CONSIGNES DE L'EXERCICE: Recopiez fidèlement les items depuis leur début jusqu'à la ligne qui contient « Localize each UI », cette dernière incluse. Omettez les images dans votre réponse.

======== DONNÉES DE L'EXERCICE

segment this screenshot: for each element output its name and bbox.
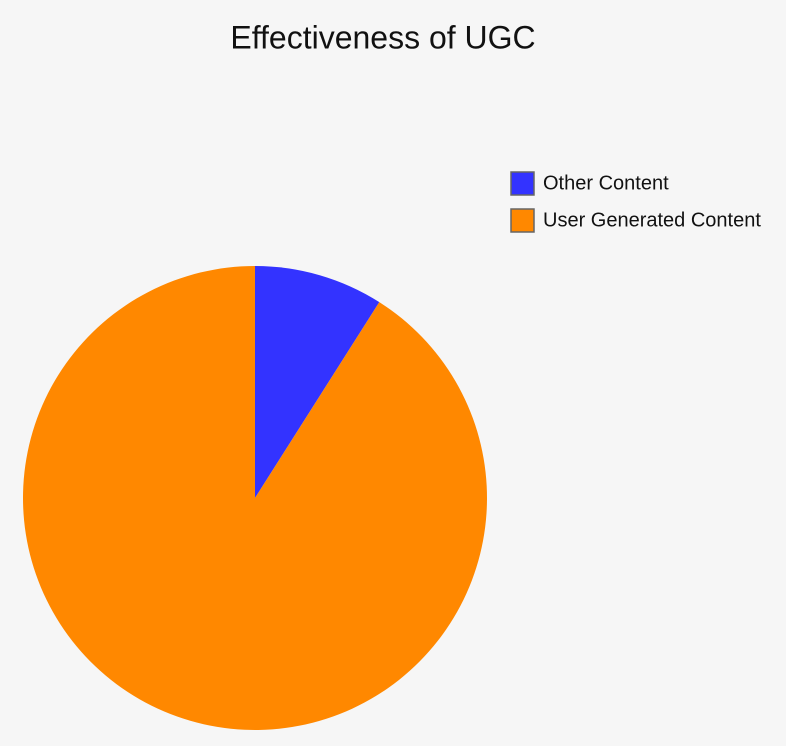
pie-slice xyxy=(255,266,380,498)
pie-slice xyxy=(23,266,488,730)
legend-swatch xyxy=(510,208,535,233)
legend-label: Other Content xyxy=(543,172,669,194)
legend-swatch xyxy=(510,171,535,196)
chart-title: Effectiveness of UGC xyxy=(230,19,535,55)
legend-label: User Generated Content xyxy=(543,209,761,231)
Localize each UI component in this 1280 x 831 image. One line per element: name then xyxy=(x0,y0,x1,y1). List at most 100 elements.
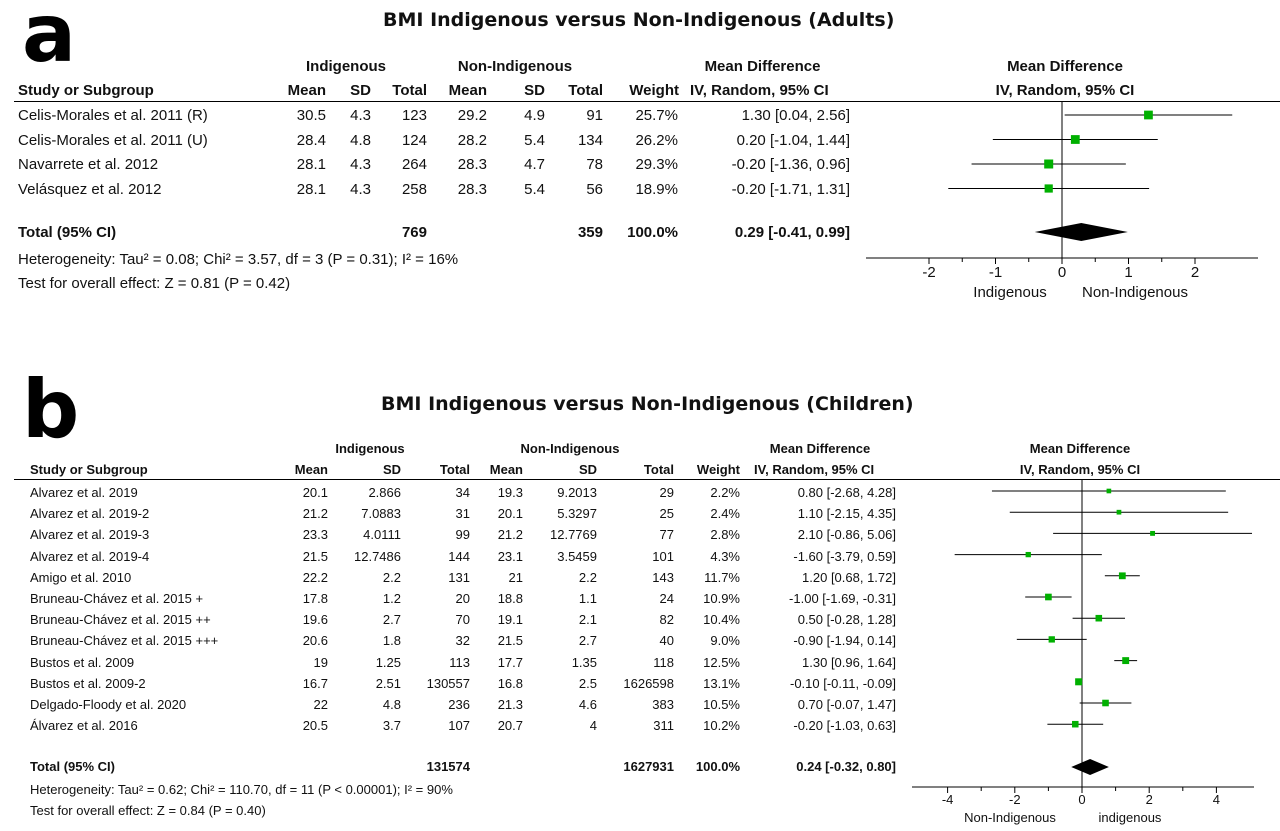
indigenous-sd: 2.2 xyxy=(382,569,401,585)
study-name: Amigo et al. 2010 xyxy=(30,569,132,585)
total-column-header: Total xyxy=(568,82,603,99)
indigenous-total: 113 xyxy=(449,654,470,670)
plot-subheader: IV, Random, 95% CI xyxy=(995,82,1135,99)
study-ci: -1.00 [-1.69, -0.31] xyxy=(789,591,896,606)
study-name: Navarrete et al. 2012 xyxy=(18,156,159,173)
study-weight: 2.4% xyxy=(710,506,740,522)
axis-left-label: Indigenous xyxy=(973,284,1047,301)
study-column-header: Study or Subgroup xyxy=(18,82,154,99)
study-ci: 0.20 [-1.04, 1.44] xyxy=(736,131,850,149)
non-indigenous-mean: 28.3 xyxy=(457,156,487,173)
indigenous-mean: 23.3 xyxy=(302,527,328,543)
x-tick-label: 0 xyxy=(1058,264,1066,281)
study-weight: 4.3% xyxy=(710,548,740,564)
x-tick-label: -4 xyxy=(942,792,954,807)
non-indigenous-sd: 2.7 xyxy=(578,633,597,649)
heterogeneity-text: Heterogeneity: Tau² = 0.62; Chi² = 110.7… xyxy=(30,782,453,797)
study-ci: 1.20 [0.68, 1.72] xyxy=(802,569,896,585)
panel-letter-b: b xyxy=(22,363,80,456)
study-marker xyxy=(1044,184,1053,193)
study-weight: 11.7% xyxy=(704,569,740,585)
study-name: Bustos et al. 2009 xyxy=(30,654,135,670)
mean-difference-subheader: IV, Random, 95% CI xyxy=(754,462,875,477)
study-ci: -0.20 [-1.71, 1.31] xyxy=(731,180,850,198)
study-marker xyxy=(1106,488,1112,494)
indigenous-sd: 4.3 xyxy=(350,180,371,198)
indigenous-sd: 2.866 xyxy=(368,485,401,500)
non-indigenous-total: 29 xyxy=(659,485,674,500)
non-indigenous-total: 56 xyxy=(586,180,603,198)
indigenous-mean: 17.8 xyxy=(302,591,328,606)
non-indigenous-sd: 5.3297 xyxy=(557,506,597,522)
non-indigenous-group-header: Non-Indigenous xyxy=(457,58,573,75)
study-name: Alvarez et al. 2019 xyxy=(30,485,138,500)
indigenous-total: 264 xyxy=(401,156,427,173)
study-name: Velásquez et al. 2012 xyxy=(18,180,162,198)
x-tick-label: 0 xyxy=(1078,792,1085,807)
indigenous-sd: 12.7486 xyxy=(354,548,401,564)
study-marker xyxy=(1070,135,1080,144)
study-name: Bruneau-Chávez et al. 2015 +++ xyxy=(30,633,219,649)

================

CORRIGÉ RÉDIGÉ:
segment this screenshot: for each element output its name and bbox.
pie-slice xyxy=(255,266,380,498)
pie-slice xyxy=(23,266,488,730)
legend-swatch xyxy=(510,208,535,233)
legend-label: Other Content xyxy=(543,172,669,194)
legend-swatch xyxy=(510,171,535,196)
chart-title: Effectiveness of UGC xyxy=(230,19,535,55)
legend-label: User Generated Content xyxy=(543,209,761,231)
Localize each UI component in this 1280 x 831 image. One line per element: name then xyxy=(x0,y0,x1,y1). List at most 100 elements.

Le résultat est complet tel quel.